_Instructions to follow_
Your task is to output the data exactly as it stands.

_Extracted data_
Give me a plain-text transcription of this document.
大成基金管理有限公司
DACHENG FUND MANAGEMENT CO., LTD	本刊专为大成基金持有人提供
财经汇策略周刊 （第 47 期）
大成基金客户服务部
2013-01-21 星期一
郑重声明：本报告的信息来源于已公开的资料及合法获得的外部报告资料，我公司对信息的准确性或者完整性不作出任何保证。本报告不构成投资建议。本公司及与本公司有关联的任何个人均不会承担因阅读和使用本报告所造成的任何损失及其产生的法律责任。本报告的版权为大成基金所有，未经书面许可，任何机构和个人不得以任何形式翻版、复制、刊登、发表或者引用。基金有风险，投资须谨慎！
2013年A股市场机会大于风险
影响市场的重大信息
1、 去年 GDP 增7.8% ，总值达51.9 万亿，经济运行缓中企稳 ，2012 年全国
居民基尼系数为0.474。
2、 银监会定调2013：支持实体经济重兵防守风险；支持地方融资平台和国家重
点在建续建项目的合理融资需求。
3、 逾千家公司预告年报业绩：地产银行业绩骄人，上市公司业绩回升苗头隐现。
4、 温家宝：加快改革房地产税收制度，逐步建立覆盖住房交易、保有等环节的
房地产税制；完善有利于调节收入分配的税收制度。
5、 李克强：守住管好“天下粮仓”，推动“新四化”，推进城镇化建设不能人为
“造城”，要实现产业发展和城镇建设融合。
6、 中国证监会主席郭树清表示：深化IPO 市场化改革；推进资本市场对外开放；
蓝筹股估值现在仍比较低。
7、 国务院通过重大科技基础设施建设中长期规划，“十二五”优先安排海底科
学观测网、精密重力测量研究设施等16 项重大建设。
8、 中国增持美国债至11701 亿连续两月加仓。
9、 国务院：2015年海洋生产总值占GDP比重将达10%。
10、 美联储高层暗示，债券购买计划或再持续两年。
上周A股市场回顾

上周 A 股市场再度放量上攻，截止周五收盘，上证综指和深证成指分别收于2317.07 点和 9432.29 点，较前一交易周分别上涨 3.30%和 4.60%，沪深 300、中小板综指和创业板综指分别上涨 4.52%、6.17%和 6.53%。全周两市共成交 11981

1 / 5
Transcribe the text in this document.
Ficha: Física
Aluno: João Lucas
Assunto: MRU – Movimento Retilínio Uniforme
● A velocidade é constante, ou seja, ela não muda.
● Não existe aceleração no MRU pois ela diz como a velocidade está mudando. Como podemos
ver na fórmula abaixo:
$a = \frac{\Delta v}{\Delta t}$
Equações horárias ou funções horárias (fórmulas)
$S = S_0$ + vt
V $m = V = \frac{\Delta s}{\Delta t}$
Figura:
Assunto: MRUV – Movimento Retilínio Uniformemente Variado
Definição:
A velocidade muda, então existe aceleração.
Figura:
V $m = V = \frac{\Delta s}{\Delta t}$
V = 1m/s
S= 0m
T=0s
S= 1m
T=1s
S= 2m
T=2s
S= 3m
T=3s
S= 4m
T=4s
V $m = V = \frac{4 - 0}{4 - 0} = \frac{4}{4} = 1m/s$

_Worked solution_
Give me a plain-text transcription of this document.
大成基金管理有限公司
DACHENG FUND MANAGEMENT CO., LTD	本刊专为大成基金持有人提供
财经汇策略周刊 （第 47 期）
大成基金客户服务部
2013-01-21 星期一
郑重声明：本报告的信息来源于已公开的资料及合法获得的外部报告资料，我公司对信息的准确性或者完整性不作出任何保证。本报告不构成投资建议。本公司及与本公司有关联的任何个人均不会承担因阅读和使用本报告所造成的任何损失及其产生的法律责任。本报告的版权为大成基金所有，未经书面许可，任何机构和个人不得以任何形式翻版、复制、刊登、发表或者引用。基金有风险，投资须谨慎！
2013年A股市场机会大于风险
影响市场的重大信息
1、 去年 GDP 增7.8% ，总值达51.9 万亿，经济运行缓中企稳 ，2012 年全国
居民基尼系数为0.474。
2、 银监会定调2013：支持实体经济重兵防守风险；支持地方融资平台和国家重
点在建续建项目的合理融资需求。
3、 逾千家公司预告年报业绩：地产银行业绩骄人，上市公司业绩回升苗头隐现。
4、 温家宝：加快改革房地产税收制度，逐步建立覆盖住房交易、保有等环节的
房地产税制；完善有利于调节收入分配的税收制度。
5、 李克强：守住管好“天下粮仓”，推动“新四化”，推进城镇化建设不能人为
“造城”，要实现产业发展和城镇建设融合。
6、 中国证监会主席郭树清表示：深化IPO 市场化改革；推进资本市场对外开放；
蓝筹股估值现在仍比较低。
7、 国务院通过重大科技基础设施建设中长期规划，“十二五”优先安排海底科
学观测网、精密重力测量研究设施等16 项重大建设。
8、 中国增持美国债至11701 亿连续两月加仓。
9、 国务院：2015年海洋生产总值占GDP比重将达10%。
10、 美联储高层暗示，债券购买计划或再持续两年。
上周A股市场回顾

上周 A 股市场再度放量上攻，截止周五收盘，上证综指和深证成指分别收于2317.07 点和 9432.29 点，较前一交易周分别上涨 3.30%和 4.60%，沪深 300、中小板综指和创业板综指分别上涨 4.52%、6.17%和 6.53%。全周两市共成交 11981

1 / 5
Transcribe the text in this document.
Ficha: Física
Aluno: João Lucas
Assunto: MRU – Movimento Retilínio Uniforme
● A velocidade é constante, ou seja, ela não muda.
● Não existe aceleração no MRU pois ela diz como a velocidade está mudando. Como podemos
ver na fórmula abaixo:
$a = \frac{\Delta v}{\Delta t}$
Equações horárias ou funções horárias (fórmulas)
$S = S_0$ + vt
V $m = V = \frac{\Delta s}{\Delta t}$
Figura:
Assunto: MRUV – Movimento Retilínio Uniformemente Variado
Definição:
A velocidade muda, então existe aceleração.
Figura:
V $m = V = \frac{\Delta s}{\Delta t}$
V = 1m/s
S= 0m
T=0s
S= 1m
T=1s
S= 2m
T=2s
S= 3m
T=3s
S= 4m
T=4s
V $m = V = \frac{4 - 0}{4 - 0} = \frac{4}{4} = 1m/s$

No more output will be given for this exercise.